> [What the exercise asks]
List each line holding the string "彭博巴克莱巴基斯坦指数".

> [Provided records]
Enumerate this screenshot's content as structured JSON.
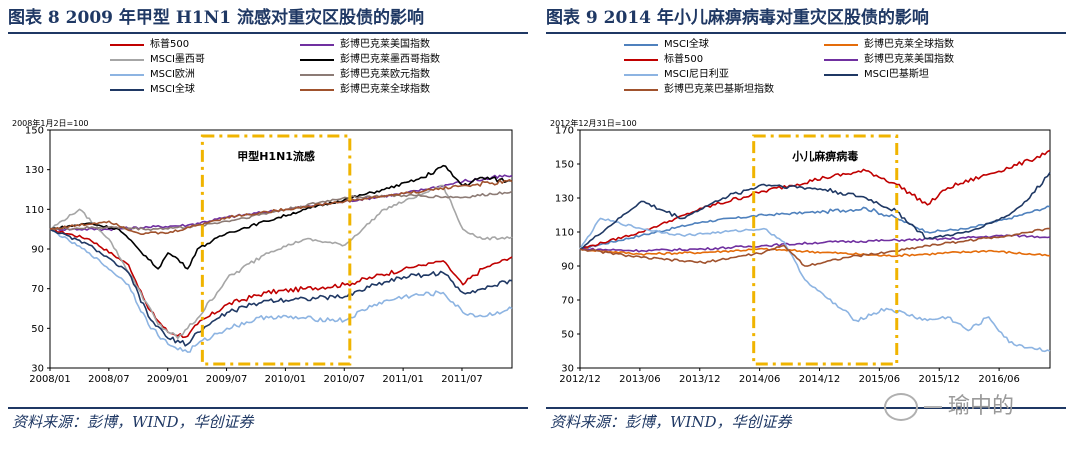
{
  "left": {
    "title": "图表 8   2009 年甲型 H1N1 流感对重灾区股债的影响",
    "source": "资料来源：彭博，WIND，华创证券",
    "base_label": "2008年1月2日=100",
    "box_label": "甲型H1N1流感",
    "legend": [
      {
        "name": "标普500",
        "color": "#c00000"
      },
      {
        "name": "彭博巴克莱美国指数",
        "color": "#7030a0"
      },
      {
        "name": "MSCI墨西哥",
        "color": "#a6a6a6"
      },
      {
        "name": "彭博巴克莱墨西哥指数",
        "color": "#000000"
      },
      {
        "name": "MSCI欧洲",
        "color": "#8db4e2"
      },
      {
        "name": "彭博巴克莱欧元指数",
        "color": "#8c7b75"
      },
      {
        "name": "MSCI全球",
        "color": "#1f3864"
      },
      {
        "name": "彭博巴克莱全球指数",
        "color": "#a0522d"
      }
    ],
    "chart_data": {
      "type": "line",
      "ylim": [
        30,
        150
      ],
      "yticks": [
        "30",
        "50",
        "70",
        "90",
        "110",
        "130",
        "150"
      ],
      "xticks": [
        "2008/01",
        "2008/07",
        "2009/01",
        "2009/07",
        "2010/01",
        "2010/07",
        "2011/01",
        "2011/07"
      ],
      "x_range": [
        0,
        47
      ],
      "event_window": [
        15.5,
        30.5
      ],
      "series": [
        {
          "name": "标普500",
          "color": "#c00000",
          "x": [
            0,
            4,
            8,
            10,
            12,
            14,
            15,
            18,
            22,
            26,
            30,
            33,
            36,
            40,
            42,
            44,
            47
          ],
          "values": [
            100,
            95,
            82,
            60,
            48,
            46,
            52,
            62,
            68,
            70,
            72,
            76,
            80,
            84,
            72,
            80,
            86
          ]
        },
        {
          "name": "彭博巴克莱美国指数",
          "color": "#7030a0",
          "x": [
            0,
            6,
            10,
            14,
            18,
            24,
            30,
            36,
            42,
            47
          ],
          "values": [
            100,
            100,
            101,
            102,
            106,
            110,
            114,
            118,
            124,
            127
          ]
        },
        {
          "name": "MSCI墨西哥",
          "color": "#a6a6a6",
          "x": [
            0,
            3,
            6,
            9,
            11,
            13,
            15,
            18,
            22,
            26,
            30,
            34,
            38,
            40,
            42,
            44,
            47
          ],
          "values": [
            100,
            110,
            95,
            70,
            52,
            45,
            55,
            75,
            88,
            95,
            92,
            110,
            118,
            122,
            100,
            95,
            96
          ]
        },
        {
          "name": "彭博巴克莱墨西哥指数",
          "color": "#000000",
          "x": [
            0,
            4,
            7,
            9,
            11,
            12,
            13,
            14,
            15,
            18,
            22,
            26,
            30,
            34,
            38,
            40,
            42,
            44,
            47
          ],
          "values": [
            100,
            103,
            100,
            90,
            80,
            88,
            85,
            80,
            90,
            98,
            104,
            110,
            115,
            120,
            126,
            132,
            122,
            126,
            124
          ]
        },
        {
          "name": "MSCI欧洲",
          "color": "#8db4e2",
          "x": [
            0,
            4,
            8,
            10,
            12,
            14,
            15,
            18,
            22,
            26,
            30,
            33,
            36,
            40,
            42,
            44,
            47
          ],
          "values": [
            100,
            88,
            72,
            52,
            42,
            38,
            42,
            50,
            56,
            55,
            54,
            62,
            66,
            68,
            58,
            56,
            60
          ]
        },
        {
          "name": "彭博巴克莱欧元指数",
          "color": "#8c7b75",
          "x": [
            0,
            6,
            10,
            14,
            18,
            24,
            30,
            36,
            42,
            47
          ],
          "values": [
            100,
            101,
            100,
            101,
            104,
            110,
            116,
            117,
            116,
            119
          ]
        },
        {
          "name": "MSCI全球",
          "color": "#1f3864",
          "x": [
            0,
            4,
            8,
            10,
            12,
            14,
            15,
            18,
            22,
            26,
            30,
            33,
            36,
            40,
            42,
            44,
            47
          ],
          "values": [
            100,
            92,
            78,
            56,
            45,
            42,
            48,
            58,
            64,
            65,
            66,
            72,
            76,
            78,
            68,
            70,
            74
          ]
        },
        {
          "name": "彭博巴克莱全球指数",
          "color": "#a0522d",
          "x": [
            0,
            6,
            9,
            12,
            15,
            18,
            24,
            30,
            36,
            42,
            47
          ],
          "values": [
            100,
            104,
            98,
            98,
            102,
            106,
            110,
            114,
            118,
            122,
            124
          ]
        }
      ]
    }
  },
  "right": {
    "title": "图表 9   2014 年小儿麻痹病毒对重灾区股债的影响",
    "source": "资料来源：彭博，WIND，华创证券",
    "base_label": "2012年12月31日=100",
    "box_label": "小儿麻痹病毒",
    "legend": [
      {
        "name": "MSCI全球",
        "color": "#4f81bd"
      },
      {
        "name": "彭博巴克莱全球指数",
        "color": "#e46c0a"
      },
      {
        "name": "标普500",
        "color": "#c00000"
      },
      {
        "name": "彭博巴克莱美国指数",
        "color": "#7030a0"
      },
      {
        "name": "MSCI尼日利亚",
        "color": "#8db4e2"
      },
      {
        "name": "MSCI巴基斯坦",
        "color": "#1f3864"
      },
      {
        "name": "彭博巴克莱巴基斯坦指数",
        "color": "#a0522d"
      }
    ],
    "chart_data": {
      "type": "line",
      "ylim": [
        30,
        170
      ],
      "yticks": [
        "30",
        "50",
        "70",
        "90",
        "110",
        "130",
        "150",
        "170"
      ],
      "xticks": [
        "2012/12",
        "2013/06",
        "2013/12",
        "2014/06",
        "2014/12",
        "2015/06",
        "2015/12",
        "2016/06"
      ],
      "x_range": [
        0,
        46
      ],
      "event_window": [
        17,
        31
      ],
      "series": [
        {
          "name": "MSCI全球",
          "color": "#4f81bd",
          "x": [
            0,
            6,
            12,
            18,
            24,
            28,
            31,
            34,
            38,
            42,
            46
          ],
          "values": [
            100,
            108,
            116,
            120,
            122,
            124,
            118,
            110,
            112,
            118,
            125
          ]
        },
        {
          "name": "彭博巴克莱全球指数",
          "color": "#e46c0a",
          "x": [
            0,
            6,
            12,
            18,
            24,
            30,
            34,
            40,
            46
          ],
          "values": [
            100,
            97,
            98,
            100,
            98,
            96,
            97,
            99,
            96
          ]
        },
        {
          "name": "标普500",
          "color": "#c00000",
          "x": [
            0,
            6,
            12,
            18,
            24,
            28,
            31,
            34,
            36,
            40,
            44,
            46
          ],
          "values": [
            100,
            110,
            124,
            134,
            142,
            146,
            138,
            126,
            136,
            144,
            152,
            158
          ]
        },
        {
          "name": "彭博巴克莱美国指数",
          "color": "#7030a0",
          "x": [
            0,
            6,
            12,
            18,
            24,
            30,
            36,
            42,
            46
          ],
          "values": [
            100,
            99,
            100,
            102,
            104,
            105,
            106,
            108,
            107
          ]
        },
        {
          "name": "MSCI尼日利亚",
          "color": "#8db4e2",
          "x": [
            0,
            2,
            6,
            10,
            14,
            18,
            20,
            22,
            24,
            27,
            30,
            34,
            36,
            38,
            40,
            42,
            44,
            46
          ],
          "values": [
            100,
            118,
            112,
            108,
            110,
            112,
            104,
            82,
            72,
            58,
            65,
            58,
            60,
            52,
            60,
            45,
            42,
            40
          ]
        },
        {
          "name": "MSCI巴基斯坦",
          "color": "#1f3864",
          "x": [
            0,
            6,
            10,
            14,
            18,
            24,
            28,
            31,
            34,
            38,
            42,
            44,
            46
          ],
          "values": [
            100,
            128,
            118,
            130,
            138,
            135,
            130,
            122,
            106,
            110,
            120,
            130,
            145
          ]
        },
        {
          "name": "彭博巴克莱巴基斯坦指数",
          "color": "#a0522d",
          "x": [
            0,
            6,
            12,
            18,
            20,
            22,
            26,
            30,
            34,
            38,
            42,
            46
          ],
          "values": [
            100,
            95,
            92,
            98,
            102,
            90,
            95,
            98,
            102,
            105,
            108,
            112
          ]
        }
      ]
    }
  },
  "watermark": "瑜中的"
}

> [Response below]
        "name": "彭博巴克莱巴基斯坦指数",
          "name": "彭博巴克莱巴基斯坦指数",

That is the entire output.